### WHAT NEEDS TO BE DONE
Please give again the stretch of lines from the one containing "text-line: der ganzen" through the one containing "header-dash-right [819, 247, 879, 249]", copying each line without any change.

Records of element boundaries:
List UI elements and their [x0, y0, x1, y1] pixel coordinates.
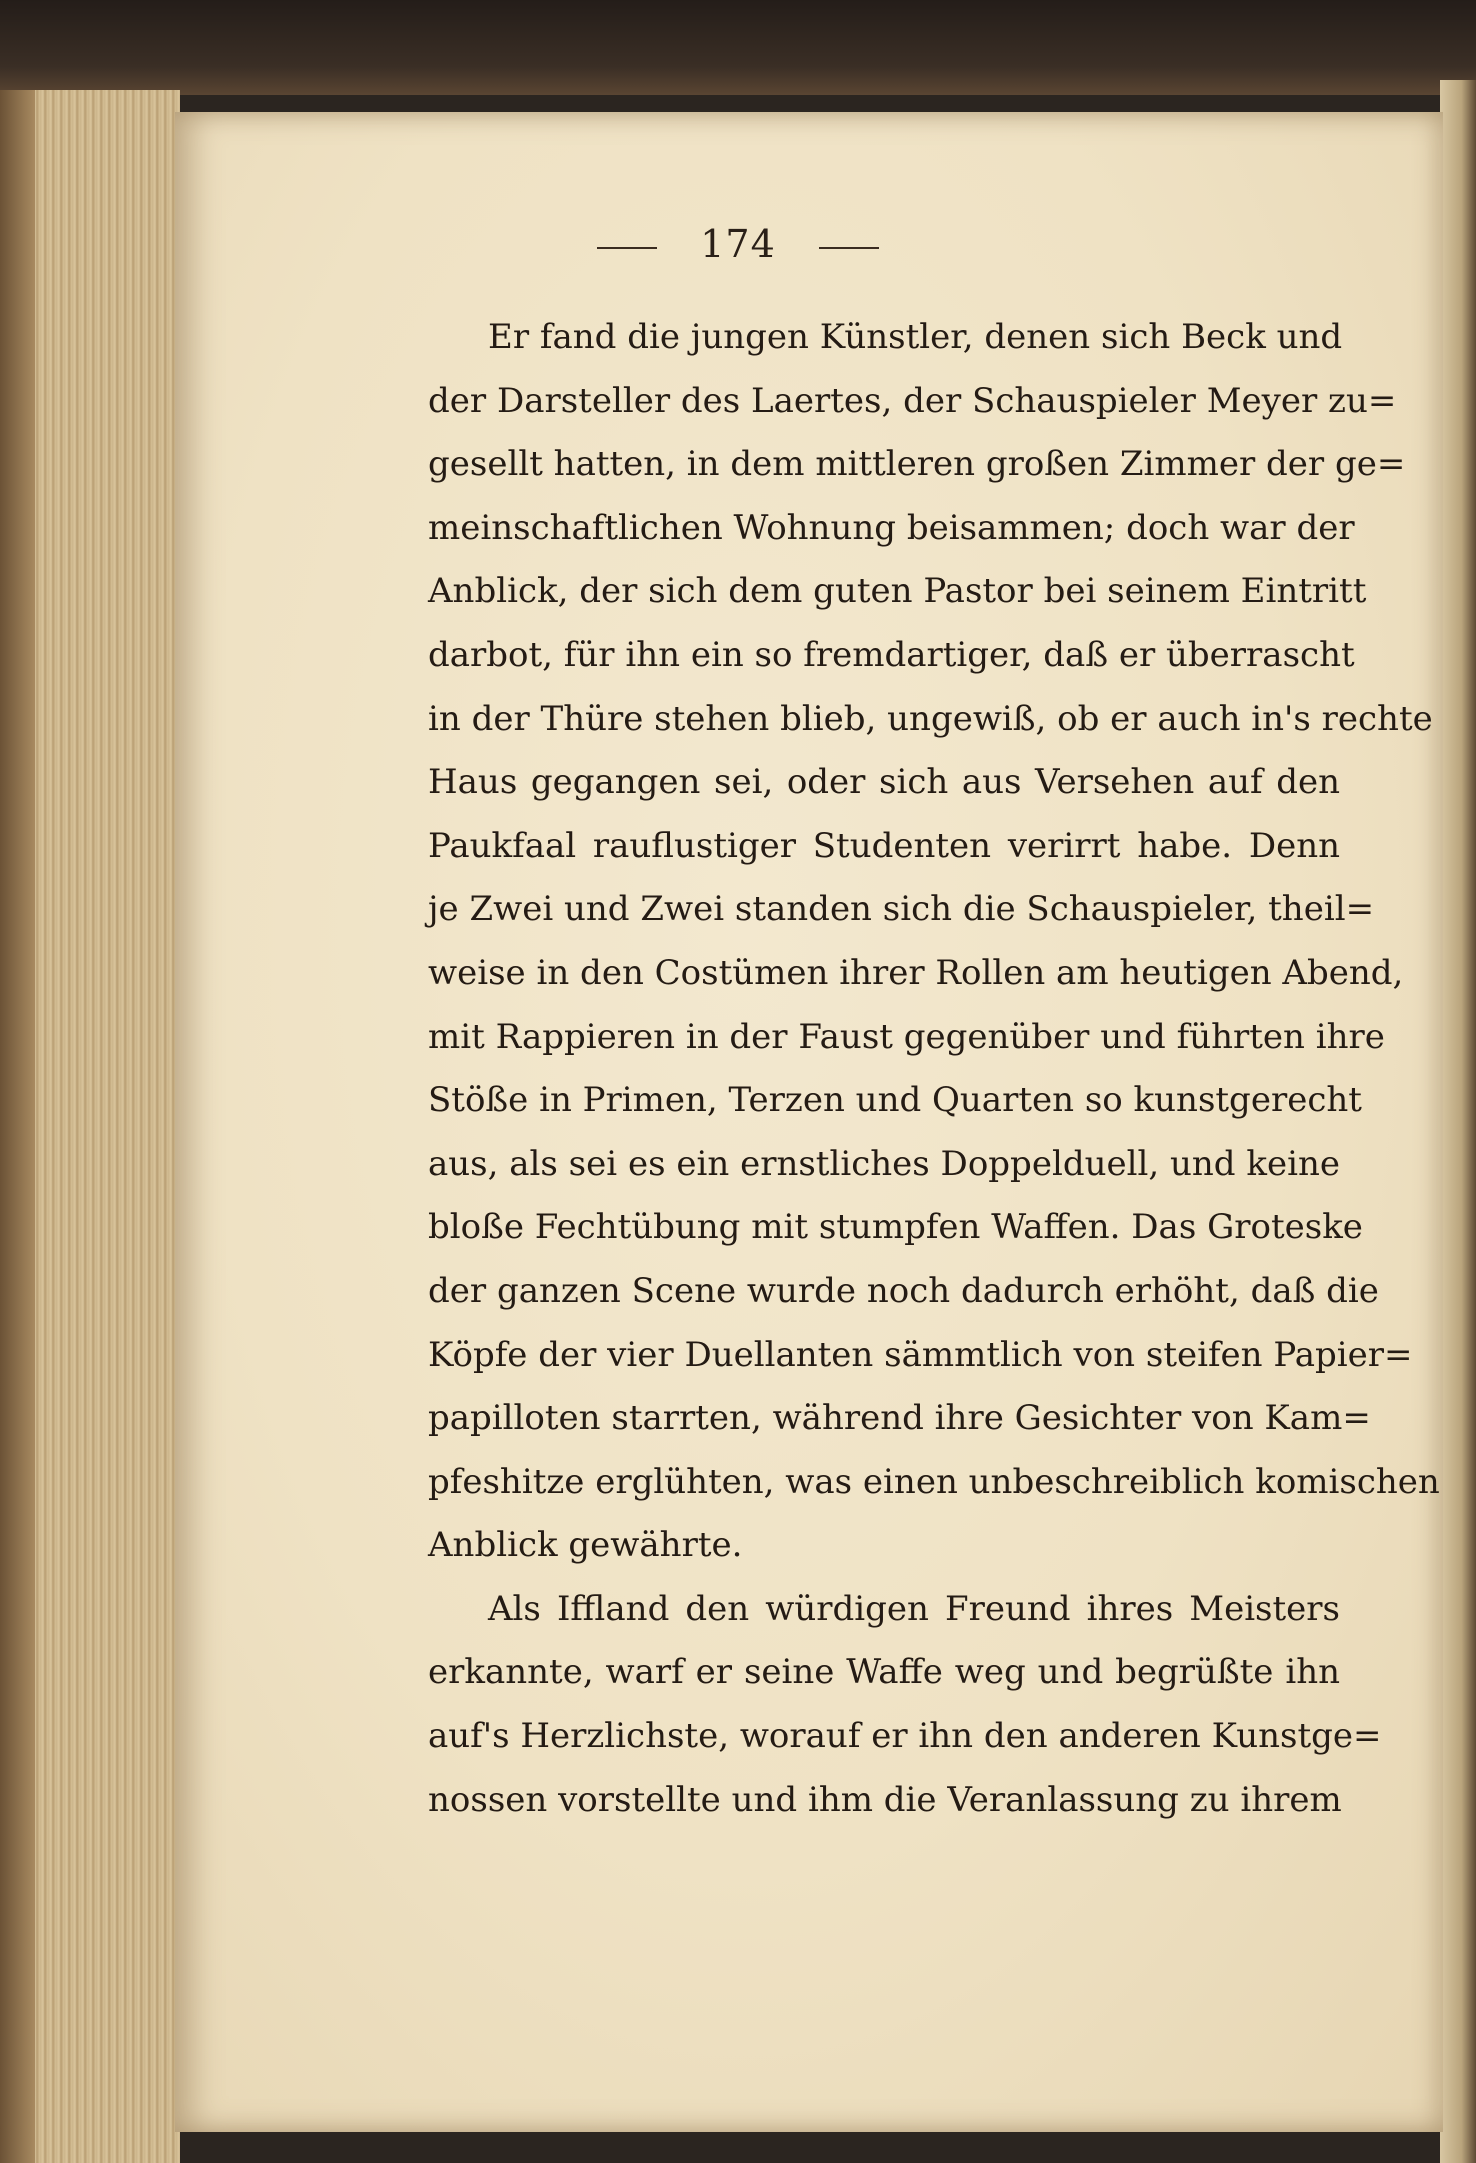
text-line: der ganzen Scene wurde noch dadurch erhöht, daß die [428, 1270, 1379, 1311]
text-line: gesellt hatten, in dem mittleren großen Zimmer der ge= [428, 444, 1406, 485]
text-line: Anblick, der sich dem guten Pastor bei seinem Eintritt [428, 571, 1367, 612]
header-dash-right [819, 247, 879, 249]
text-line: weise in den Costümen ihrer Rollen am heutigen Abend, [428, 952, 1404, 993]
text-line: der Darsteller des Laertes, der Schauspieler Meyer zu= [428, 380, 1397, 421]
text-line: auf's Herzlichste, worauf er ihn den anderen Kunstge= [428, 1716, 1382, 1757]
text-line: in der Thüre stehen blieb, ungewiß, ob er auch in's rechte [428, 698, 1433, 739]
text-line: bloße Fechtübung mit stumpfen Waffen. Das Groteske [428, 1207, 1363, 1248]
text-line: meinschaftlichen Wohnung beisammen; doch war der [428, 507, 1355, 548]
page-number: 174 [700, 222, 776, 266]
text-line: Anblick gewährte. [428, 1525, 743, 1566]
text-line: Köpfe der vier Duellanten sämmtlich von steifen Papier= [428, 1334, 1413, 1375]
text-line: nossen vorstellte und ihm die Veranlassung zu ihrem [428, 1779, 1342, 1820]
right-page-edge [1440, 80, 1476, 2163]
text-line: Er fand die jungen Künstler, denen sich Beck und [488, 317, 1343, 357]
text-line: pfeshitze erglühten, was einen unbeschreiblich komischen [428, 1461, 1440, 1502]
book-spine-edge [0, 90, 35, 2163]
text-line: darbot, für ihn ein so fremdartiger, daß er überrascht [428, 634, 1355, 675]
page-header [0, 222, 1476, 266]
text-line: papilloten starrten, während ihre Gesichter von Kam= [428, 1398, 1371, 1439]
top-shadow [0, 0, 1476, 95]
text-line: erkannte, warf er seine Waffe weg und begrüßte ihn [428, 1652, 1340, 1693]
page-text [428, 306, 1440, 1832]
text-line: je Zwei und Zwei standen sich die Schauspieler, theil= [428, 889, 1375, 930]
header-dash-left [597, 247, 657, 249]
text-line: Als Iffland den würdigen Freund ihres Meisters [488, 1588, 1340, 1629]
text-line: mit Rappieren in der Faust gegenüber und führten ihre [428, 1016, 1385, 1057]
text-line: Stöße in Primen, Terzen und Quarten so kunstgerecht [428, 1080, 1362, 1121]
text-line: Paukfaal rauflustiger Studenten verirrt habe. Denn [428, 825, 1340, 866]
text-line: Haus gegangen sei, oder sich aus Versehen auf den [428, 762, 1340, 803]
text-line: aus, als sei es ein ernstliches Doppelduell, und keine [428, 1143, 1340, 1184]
...
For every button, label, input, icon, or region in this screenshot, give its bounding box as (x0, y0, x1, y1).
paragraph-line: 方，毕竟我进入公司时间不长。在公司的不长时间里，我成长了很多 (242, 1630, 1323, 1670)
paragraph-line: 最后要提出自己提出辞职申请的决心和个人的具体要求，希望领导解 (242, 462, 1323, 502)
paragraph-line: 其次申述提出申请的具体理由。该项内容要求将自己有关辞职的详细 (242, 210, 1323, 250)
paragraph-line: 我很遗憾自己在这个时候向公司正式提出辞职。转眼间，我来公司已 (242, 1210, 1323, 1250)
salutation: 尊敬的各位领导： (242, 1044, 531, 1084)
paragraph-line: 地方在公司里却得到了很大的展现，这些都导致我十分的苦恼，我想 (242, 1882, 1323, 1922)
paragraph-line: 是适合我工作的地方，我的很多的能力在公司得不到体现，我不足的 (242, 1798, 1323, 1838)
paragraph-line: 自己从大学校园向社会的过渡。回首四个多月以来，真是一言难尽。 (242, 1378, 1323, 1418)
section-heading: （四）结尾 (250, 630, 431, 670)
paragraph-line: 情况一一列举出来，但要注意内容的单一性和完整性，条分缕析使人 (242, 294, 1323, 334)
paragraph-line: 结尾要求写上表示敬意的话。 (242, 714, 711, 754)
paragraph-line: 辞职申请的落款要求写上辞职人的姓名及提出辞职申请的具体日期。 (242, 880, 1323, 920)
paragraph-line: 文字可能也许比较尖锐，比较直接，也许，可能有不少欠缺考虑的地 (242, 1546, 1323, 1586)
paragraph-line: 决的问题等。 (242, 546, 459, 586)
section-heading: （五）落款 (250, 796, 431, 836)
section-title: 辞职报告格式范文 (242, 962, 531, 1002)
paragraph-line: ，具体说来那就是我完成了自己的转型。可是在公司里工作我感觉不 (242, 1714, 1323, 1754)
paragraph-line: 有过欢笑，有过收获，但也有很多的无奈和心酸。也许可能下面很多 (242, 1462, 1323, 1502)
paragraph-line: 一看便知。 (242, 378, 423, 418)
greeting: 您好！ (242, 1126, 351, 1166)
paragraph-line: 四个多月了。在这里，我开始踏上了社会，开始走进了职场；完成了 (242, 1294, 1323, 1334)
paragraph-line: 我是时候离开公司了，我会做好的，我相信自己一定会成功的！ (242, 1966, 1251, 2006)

### RESPONSE
text-line: der ganzen Scene wurde noch dadurch erhöht, daß die [428, 1270, 1379, 1311]
text-line: gesellt hatten, in dem mittleren großen Zimmer der ge= [428, 444, 1406, 485]
text-line: Anblick, der sich dem guten Pastor bei seinem Eintritt [428, 571, 1367, 612]
header-dash-right [819, 247, 879, 249]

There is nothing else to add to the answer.